● Task statement:
Retype the records that come next, word for word.

● Data section:
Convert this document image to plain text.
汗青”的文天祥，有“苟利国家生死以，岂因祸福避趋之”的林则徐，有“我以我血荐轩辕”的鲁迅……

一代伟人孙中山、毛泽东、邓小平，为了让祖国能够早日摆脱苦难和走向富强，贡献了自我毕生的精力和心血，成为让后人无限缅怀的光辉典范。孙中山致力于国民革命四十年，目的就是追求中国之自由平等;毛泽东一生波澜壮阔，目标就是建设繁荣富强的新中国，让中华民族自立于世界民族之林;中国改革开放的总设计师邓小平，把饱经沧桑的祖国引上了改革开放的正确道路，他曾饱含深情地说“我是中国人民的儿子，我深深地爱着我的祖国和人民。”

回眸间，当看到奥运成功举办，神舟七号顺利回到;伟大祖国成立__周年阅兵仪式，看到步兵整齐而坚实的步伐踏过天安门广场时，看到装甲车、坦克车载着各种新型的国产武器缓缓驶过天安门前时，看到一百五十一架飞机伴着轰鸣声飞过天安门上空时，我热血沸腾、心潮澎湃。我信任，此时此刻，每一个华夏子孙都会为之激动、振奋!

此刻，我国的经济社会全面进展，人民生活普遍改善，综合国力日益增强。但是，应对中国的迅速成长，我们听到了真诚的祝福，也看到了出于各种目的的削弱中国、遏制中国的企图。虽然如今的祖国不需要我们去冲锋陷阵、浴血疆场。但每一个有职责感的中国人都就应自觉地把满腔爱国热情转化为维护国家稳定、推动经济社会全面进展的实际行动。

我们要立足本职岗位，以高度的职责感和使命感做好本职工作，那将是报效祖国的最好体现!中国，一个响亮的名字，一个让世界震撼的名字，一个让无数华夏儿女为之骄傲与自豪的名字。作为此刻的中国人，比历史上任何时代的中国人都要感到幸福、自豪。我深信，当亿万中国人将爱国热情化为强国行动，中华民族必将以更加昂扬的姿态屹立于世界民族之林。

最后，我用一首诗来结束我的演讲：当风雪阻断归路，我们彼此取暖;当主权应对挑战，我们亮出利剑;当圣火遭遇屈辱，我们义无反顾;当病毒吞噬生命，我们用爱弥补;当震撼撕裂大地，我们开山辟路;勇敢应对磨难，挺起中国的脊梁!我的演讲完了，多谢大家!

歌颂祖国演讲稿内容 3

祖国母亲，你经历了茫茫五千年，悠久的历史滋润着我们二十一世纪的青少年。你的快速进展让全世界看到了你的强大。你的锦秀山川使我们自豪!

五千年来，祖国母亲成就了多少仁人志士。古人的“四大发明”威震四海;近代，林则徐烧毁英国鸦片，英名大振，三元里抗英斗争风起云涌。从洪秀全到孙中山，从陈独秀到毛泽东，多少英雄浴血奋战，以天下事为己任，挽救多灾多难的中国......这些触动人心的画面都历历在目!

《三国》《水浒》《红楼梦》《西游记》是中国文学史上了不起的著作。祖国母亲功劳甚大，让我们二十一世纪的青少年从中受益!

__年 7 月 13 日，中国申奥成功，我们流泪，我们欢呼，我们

● Task result:
Convert this document image to plain text.
汗青”的文天祥，有“苟利国家生死以，岂因祸福避趋之”的林则徐，有“我以我血荐轩辕”的鲁迅……

一代伟人孙中山、毛泽东、邓小平，为了让祖国能够早日摆脱苦难和走向富强，贡献了自我毕生的精力和心血，成为让后人无限缅怀的光辉典范。孙中山致力于国民革命四十年，目的就是追求中国之自由平等;毛泽东一生波澜壮阔，目标就是建设繁荣富强的新中国，让中华民族自立于世界民族之林;中国改革开放的总设计师邓小平，把饱经沧桑的祖国引上了改革开放的正确道路，他曾饱含深情地说“我是中国人民的儿子，我深深地爱着我的祖国和人民。”

回眸间，当看到奥运成功举办，神舟七号顺利回到;伟大祖国成立__周年阅兵仪式，看到步兵整齐而坚实的步伐踏过天安门广场时，看到装甲车、坦克车载着各种新型的国产武器缓缓驶过天安门前时，看到一百五十一架飞机伴着轰鸣声飞过天安门上空时，我热血沸腾、心潮澎湃。我信任，此时此刻，每一个华夏子孙都会为之激动、振奋!

此刻，我国的经济社会全面进展，人民生活普遍改善，综合国力日益增强。但是，应对中国的迅速成长，我们听到了真诚的祝福，也看到了出于各种目的的削弱中国、遏制中国的企图。虽然如今的祖国不需要我们去冲锋陷阵、浴血疆场。但每一个有职责感的中国人都就应自觉地把满腔爱国热情转化为维护国家稳定、推动经济社会全面进展的实际行动。

我们要立足本职岗位，以高度的职责感和使命感做好本职工作，那将是报效祖国的最好体现!中国，一个响亮的名字，一个让世界震撼的名字，一个让无数华夏儿女为之骄傲与自豪的名字。作为此刻的中国人，比历史上任何时代的中国人都要感到幸福、自豪。我深信，当亿万中国人将爱国热情化为强国行动，中华民族必将以更加昂扬的姿态屹立于世界民族之林。

最后，我用一首诗来结束我的演讲：当风雪阻断归路，我们彼此取暖;当主权应对挑战，我们亮出利剑;当圣火遭遇屈辱，我们义无反顾;当病毒吞噬生命，我们用爱弥补;当震撼撕裂大地，我们开山辟路;勇敢应对磨难，挺起中国的脊梁!我的演讲完了，多谢大家!

歌颂祖国演讲稿内容 3

祖国母亲，你经历了茫茫五千年，悠久的历史滋润着我们二十一世纪的青少年。你的快速进展让全世界看到了你的强大。你的锦秀山川使我们自豪!

五千年来，祖国母亲成就了多少仁人志士。古人的“四大发明”威震四海;近代，林则徐烧毁英国鸦片，英名大振，三元里抗英斗争风起云涌。从洪秀全到孙中山，从陈独秀到毛泽东，多少英雄浴血奋战，以天下事为己任，挽救多灾多难的中国......这些触动人心的画面都历历在目!

《三国》《水浒》《红楼梦》《西游记》是中国文学史上了不起的著作。祖国母亲功劳甚大，让我们二十一世纪的青少年从中受益!

__年 7 月 13 日，中国申奥成功，我们流泪，我们欢呼，我们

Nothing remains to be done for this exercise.